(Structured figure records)
▬▬▬
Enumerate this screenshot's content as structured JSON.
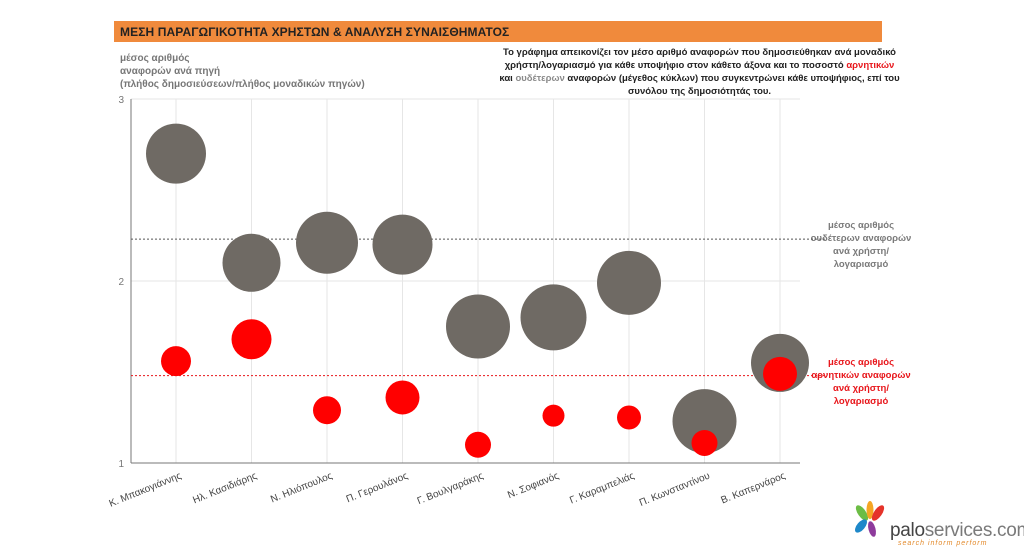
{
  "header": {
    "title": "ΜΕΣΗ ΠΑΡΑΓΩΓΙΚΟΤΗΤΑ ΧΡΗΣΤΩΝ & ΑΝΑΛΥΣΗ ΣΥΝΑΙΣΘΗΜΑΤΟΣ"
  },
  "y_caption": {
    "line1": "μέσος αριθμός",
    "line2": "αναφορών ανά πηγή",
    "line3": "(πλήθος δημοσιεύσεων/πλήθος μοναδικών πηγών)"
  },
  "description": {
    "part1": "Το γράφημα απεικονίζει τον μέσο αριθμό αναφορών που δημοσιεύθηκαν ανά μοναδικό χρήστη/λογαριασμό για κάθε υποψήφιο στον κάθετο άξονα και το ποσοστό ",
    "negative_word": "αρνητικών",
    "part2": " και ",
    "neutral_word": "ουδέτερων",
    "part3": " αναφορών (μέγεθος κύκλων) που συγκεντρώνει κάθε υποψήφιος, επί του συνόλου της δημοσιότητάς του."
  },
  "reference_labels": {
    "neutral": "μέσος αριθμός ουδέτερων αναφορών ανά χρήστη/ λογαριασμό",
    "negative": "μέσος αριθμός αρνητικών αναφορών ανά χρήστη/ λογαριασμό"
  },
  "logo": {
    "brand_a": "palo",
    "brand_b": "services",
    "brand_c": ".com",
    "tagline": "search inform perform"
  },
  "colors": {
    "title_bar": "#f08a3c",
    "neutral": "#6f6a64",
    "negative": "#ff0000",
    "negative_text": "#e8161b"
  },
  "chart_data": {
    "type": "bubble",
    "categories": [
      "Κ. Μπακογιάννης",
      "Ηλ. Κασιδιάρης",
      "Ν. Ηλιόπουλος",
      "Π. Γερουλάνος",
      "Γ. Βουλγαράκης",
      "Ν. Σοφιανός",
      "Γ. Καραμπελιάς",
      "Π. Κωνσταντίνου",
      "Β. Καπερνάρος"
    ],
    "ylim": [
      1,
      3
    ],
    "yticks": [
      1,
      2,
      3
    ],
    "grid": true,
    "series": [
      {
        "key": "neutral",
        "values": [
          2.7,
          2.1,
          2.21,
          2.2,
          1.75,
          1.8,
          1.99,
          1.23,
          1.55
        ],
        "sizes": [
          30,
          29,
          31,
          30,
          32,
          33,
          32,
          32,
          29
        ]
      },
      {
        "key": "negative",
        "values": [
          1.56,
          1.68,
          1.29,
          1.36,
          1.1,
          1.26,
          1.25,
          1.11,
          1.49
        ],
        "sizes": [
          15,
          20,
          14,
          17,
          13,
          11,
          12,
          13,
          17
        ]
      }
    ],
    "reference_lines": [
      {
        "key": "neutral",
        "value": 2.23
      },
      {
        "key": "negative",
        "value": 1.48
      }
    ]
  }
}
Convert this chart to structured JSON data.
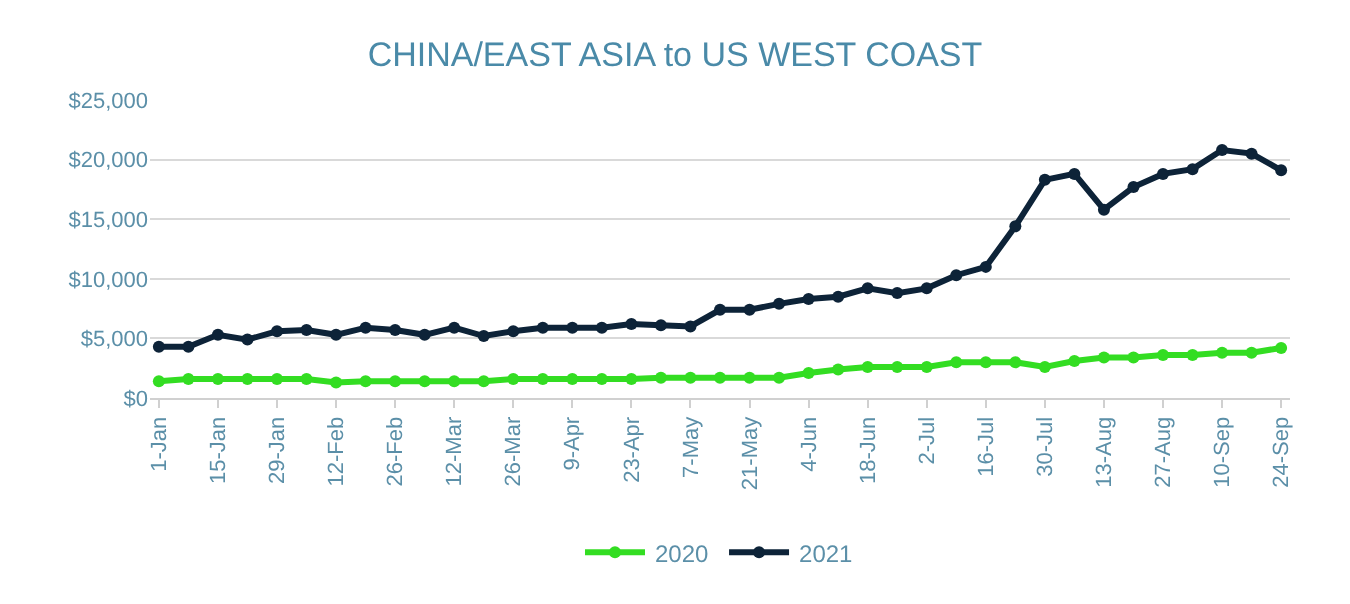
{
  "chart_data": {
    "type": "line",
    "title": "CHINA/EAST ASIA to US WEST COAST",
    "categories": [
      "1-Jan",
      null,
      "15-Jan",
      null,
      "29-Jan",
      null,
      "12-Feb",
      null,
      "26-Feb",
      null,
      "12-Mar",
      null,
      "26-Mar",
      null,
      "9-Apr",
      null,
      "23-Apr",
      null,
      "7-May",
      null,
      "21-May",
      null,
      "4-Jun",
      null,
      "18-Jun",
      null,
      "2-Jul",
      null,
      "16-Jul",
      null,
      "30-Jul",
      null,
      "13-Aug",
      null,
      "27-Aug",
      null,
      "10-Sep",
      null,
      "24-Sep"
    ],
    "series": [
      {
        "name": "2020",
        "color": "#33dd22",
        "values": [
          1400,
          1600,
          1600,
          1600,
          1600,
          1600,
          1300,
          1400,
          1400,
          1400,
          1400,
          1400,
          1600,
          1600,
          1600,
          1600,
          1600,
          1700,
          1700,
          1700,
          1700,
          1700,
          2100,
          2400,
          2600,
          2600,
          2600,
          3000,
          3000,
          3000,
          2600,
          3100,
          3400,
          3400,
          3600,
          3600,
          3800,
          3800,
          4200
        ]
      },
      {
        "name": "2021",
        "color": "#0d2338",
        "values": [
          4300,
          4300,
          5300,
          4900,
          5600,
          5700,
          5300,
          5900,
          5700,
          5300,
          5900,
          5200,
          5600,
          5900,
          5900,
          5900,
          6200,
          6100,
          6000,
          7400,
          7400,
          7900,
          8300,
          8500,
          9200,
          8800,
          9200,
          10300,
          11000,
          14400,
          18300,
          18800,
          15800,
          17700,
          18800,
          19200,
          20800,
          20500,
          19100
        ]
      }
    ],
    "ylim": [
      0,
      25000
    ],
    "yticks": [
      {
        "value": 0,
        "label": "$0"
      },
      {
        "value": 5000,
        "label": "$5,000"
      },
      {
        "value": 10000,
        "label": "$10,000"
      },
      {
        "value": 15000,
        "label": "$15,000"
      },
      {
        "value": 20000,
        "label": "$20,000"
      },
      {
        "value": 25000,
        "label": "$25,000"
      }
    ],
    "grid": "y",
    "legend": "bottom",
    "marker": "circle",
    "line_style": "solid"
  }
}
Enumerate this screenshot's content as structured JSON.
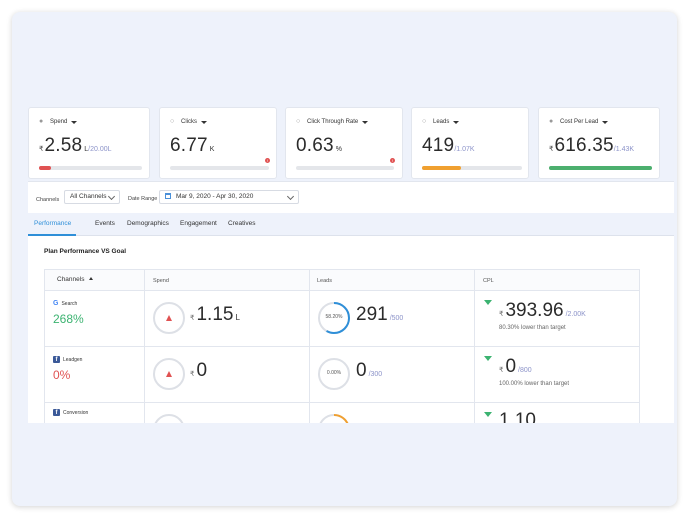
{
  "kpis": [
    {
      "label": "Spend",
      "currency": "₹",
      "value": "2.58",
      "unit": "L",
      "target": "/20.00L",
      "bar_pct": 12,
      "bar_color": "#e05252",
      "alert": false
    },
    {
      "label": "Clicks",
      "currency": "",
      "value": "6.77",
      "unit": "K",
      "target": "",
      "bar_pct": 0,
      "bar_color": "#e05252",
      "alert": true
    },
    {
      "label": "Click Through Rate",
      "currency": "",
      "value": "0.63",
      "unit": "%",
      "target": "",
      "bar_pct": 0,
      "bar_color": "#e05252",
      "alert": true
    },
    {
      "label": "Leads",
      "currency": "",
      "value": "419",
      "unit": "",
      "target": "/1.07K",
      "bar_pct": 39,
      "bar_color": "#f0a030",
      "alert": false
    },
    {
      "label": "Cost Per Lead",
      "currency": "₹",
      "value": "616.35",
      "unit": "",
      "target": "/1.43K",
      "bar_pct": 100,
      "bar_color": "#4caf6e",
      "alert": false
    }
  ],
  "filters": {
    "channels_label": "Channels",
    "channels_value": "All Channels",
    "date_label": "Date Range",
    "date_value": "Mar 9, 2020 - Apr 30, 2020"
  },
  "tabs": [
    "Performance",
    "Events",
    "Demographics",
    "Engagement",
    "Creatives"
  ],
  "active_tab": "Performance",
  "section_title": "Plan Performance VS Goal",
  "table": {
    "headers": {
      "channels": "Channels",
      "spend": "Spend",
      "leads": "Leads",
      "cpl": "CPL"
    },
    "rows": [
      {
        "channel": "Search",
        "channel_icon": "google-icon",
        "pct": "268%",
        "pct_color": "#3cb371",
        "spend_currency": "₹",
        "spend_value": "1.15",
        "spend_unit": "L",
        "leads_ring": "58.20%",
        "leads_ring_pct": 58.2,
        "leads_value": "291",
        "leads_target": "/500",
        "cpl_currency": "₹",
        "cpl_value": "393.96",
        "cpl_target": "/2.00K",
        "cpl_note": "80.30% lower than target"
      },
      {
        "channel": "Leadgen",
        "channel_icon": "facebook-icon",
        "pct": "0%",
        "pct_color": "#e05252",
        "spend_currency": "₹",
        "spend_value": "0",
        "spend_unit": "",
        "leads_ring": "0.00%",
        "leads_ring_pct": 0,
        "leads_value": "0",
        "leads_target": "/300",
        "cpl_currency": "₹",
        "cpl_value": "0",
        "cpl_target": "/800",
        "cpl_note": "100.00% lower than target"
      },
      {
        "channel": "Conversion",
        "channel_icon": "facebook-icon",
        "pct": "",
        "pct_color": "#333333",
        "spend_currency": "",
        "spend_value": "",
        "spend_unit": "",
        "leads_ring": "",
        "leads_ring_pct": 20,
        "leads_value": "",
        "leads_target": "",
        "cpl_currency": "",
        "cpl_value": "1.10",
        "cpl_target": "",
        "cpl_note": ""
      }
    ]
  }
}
▬▬▬
- Aim of the task: Write out every line of the data that holds the word "μέσος".

- Response to this task:
    "line1": "μέσος αριθμός",
    "neutral": "μέσος αριθμός ουδέτερων αναφορών ανά χρήστη/ λογαριασμό",
    "negative": "μέσος αριθμός αρνητικών αναφορών ανά χρήστη/ λογαριασμό"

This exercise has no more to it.